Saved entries

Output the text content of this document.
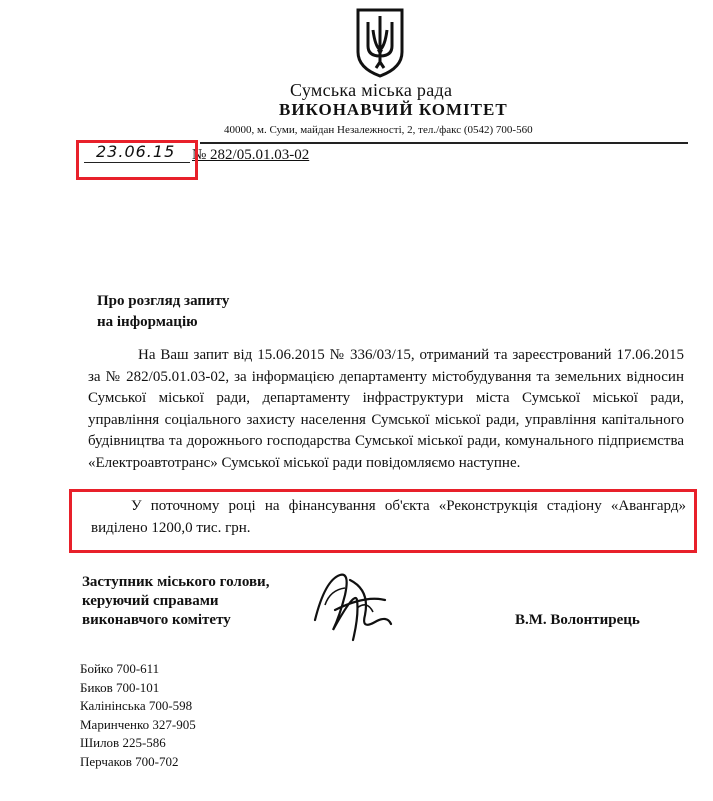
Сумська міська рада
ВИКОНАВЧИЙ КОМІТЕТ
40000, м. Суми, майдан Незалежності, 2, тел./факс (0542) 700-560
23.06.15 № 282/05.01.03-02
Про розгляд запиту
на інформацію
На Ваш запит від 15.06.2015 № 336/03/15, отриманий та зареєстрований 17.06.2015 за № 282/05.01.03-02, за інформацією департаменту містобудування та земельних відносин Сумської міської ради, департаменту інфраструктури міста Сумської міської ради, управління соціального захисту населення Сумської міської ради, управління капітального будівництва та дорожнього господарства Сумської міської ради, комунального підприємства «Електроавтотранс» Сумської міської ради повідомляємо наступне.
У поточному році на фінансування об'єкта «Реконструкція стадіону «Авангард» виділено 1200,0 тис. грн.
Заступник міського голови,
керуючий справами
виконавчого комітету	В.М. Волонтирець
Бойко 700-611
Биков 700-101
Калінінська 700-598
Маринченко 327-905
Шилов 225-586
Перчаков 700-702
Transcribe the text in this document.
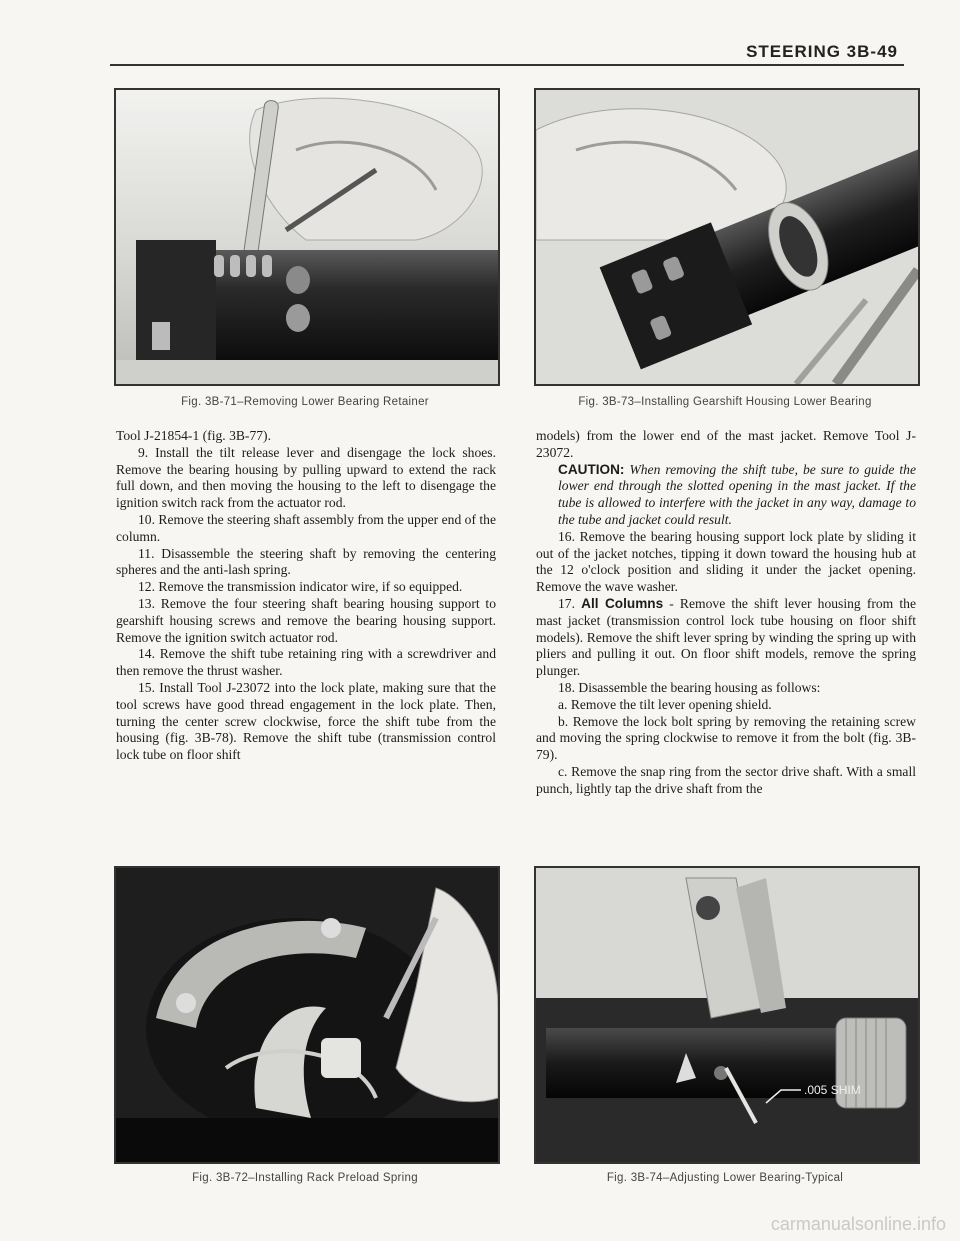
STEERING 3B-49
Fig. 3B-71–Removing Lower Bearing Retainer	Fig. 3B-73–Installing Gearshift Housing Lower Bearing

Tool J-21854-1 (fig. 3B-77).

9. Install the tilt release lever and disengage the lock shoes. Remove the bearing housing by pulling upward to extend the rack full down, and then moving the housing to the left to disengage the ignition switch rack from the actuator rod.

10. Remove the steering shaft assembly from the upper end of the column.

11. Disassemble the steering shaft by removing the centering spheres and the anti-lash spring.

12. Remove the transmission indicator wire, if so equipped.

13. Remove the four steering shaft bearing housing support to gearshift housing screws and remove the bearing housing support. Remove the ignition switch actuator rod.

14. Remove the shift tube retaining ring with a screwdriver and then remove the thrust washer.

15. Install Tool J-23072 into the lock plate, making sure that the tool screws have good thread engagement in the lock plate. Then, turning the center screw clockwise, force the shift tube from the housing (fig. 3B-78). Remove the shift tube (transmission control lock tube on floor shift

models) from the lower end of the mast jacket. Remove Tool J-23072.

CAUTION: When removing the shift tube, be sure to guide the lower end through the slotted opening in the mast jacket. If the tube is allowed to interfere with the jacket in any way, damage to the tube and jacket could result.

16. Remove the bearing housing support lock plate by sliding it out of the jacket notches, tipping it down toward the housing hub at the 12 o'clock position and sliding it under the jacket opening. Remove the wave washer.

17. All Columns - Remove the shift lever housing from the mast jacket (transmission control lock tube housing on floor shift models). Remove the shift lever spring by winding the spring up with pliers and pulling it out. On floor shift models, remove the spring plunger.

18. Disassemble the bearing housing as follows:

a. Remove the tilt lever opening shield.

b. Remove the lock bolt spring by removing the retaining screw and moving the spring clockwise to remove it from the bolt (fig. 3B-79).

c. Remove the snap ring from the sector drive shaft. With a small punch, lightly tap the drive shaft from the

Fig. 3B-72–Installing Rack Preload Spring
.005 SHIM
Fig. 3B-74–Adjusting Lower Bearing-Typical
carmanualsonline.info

**Exercise details**
Whenever "washer" turns up in a line, pick that line out.

**Problem solution**
14. Remove the shift tube retaining ring with a screwdriver and then remove the thrust washer.
16. Remove the bearing housing support lock plate by sliding it out of the jacket notches, tipping it down toward the housing hub at the 12 o'clock position and sliding it under the jacket opening. Remove the wave washer.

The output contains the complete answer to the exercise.